Continue the passage on twin lens reflex cameras from its last sentence.

▶ Provided passage
=====

This isn’t a new idea; Canon made a 35mm SLR called the Pellix in the 1960s that used this principle. A special version with a very fast for the time (10 fps) motor drive was produced for the 1972 Olympics; but Canon didn’t continue down this route.
TLRs (Twin Lens Reflexes)
Twin lens reflex cameras are effectively two cameras mounted one on top of the other, with the top one being a reflex design used for viewing. In this case, there is no need for the additional complexity of a moving mirror. Twin lens reflexes have been made for all film sizes from 35mm up to 10”x8”.
TLR cameras are usually used at waist level, but a pentaprism or equivalent to enable the camera to be used at eye level is generally available. They also usually have a pair of cut outs in the viewing hood that allow sighting through to determine the framing.
The above photograph shows a Mamiyaflex C330 TLR camera. The two lenses are clearly visible, as is the erect viewing hood. On the rear of the hood you can see a square hole cut out; this is used to sight the camera at eye level (there is a corresponding window available in the front of the hood that can be opened when required). The idea is to enable the camera to be used in situations where rapid tracking of the subject is required, as in sports photography.
They are obviously larger than SLRs (since they are effectively two cameras mounted one on top of the other). But because there is no mirror to swing out of the way, they have a smaller delay before the shutter fires, they do not block your view at the moment of exposure, and are relatively quiet in operation.
Parallax errors occur, but in the case of two lenses mounted directly above each other, are simply corrected by raising the camera before exposure to place the taking lens in the position of the viewing lens. Devices are made to do this precisely for you, although clearly to use them the cameras must be mounted on a tripod. There is often a marker in the viewfinder that moves downwards as you focus to indicate the difference in the field of view as you focus closer.
The above photographs show a Mamiyaflex TLR with its paramender attachment. In the right hand image, the paramender is extended to move the taking lens up into the position occupied by the viewing lens in the left hand image.

=====

▶ Provided information
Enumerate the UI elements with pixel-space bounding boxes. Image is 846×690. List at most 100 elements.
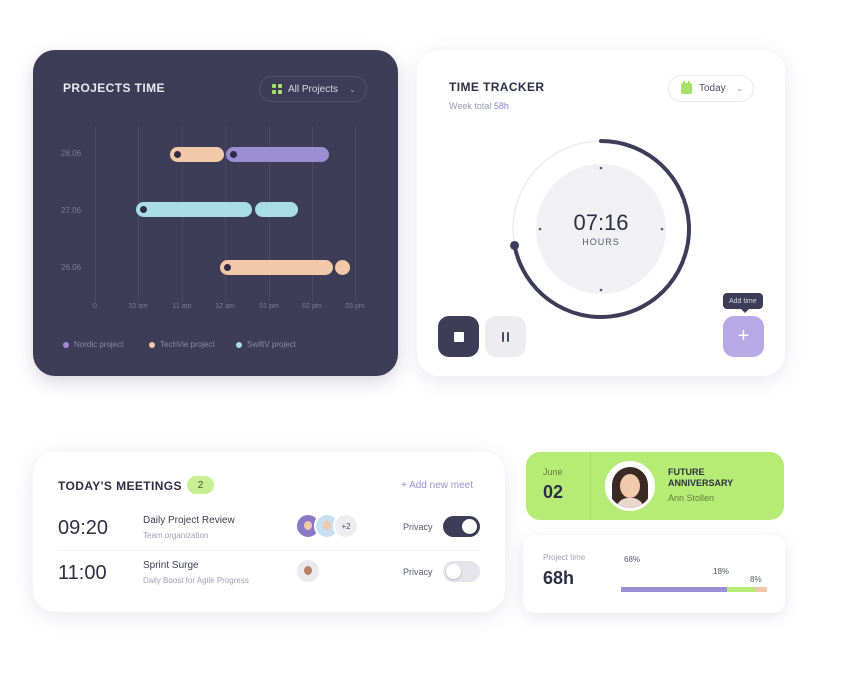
more-participants[interactable]: +2 (333, 513, 359, 539)
project-time-value: 68h (543, 568, 575, 588)
week-total-value: 58h (493, 101, 509, 111)
privacy-toggle[interactable] (443, 516, 480, 537)
meeting-subtitle: Daily Boost for Agile Progress (143, 576, 249, 585)
bar-start-dot (230, 151, 237, 158)
x-tick-label: 01 pm (259, 303, 279, 310)
segment-percent: 68% (624, 555, 641, 564)
gantt-bar-techvie-end[interactable] (335, 260, 350, 275)
chevron-down-icon: ⌄ (349, 84, 356, 94)
meeting-time: 11:00 (58, 562, 107, 584)
meeting-row[interactable]: 09:20 Daily Project Review Team organiza… (58, 508, 480, 550)
legend-label: TechVie project (160, 340, 215, 349)
timer-tick (599, 288, 603, 292)
gantt-bar-techvie[interactable] (220, 260, 333, 275)
bar-start-dot (174, 151, 181, 158)
x-tick-label: 02 pm (302, 303, 322, 310)
anniversary-card[interactable]: June 02 FUTURE ANNIVERSARY Ann Stollen (526, 452, 784, 520)
week-total: Week total 58h (449, 101, 509, 111)
projects-filter-dropdown[interactable]: All Projects ⌄ (259, 76, 367, 102)
todays-meetings-card: TODAY'S MEETINGS 2 + Add new meet 09:20 … (33, 452, 505, 612)
week-total-label: Week total (449, 101, 492, 111)
legend-label: Nordic project (74, 340, 124, 349)
avatar (605, 461, 655, 511)
stop-button[interactable] (438, 316, 479, 357)
meetings-count-badge: 2 (187, 476, 214, 494)
legend-dot (236, 341, 242, 348)
progress-segment (754, 587, 767, 592)
legend-dot (149, 341, 155, 348)
x-tick-label: 12 am (215, 303, 235, 310)
project-time-label: Project time (543, 553, 586, 562)
y-tick-label: 28.06 (61, 149, 82, 158)
y-tick-label: 26.06 (61, 263, 82, 272)
gantt-bar-nordic[interactable] (226, 147, 329, 162)
avatar (295, 558, 321, 584)
legend-dot (63, 341, 69, 348)
pause-icon (507, 331, 509, 342)
privacy-toggle[interactable] (443, 561, 480, 582)
meeting-title: Sprint Surge (143, 560, 199, 571)
time-tracker-card: TIME TRACKER Week total 58h Today ⌄ 07:1… (417, 50, 785, 376)
avatar-face (620, 474, 640, 498)
segment-percent: 18% (713, 567, 730, 576)
calendar-icon (681, 81, 692, 94)
anniversary-day: 02 (543, 482, 564, 502)
meeting-row[interactable]: 11:00 Sprint Surge Daily Boost for Agile… (58, 553, 480, 595)
time-tracker-title: TIME TRACKER (449, 80, 545, 94)
participants (295, 558, 321, 584)
avatar-shoulders (616, 498, 644, 508)
x-tick-label: 03 pm (345, 303, 365, 310)
pause-icon (502, 331, 504, 342)
timer-tick (660, 227, 664, 231)
divider (590, 452, 591, 520)
progress-segment (726, 587, 755, 592)
projects-time-title: PROJECTS TIME (63, 81, 165, 95)
bar-start-dot (140, 206, 147, 213)
y-tick-label: 27.06 (61, 206, 82, 215)
legend-label: SwiftV project (247, 340, 296, 349)
anniversary-label: FUTURE ANNIVERSARY (668, 467, 734, 488)
gantt-bar-techvie[interactable] (170, 147, 224, 162)
divider (58, 550, 480, 551)
add-time-button[interactable]: + (723, 316, 764, 357)
gantt-bar-swiftv[interactable] (255, 202, 298, 217)
chevron-down-icon: ⌄ (736, 84, 743, 93)
timer-tick (599, 166, 603, 170)
x-tick-label: 11 am (172, 303, 192, 310)
legend-item-swiftv: SwiftV project (236, 340, 296, 349)
projects-filter-label: All Projects (288, 83, 339, 95)
projects-time-card: PROJECTS TIME All Projects ⌄ 28.06 27.06… (33, 50, 398, 376)
segment-percent: 8% (750, 575, 762, 584)
anniversary-month: June (543, 467, 563, 477)
toggle-knob (446, 564, 461, 579)
meetings-title: TODAY'S MEETINGS (58, 479, 182, 493)
participants: +2 (295, 513, 359, 539)
add-meet-link[interactable]: + Add new meet (401, 480, 473, 491)
clock-unit: HOURS (582, 237, 620, 247)
legend-item-techvie: TechVie project (149, 340, 215, 349)
bar-start-dot (224, 264, 231, 271)
project-time-card: Project time 68h 68% 18% 8% (523, 535, 785, 613)
meeting-title: Daily Project Review (143, 515, 235, 526)
period-dropdown[interactable]: Today ⌄ (668, 75, 754, 102)
meeting-time: 09:20 (58, 517, 109, 539)
gantt-bar-swiftv[interactable] (136, 202, 252, 217)
grid-icon (272, 84, 282, 94)
add-time-tooltip: Add time (723, 293, 763, 313)
x-tick-label: 10 am (128, 303, 148, 310)
stop-icon (453, 331, 464, 342)
toggle-knob (462, 519, 477, 534)
gridline (95, 126, 96, 302)
gridline (355, 126, 356, 302)
clock-time: 07:16 (573, 210, 629, 235)
progress-segment (621, 587, 727, 592)
x-tick-label: 0 (93, 303, 97, 310)
privacy-label: Privacy (403, 567, 433, 577)
meeting-subtitle: Team organization (143, 531, 209, 540)
timer-tick (538, 227, 542, 231)
timer-progress-handle[interactable] (510, 240, 520, 250)
plus-icon: + (737, 325, 750, 347)
anniversary-name: Ann Stollen (668, 493, 715, 503)
legend-item-nordic: Nordic project (63, 340, 123, 349)
pause-button[interactable] (485, 316, 526, 357)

=====

▶ Response
Because the viewing lens is not the taking lens, it can be a larger aperture, to make focusing easier. In the case of one (long discontinued) 35mm TLR, it was even a longer focal length with a scaled up viewing screen to make things easier to see and to focus.
Rangefinder cameras use a separate rangefinder for focusing, and a direct vision finder to view the subject. Usually, the rangefinder and viewfinder window are the same; on early cameras this wasn’t the case. The rangefinder will normally present either a split image, where you adjust the focusing to make the two halves of the image line up, or it is a “coincident image” type, where you see a double image until correct focus is achieved. Normally, focusing will adjust the view presented by the rangefinder, in which case the rangefinder is “coupled”. Older cameras were “uncoupled” which meant that you adjusted the rangefinder until the image was focused, and then read the distance from the rangefinder and transferred it to the lens using the distance scale engraved on it.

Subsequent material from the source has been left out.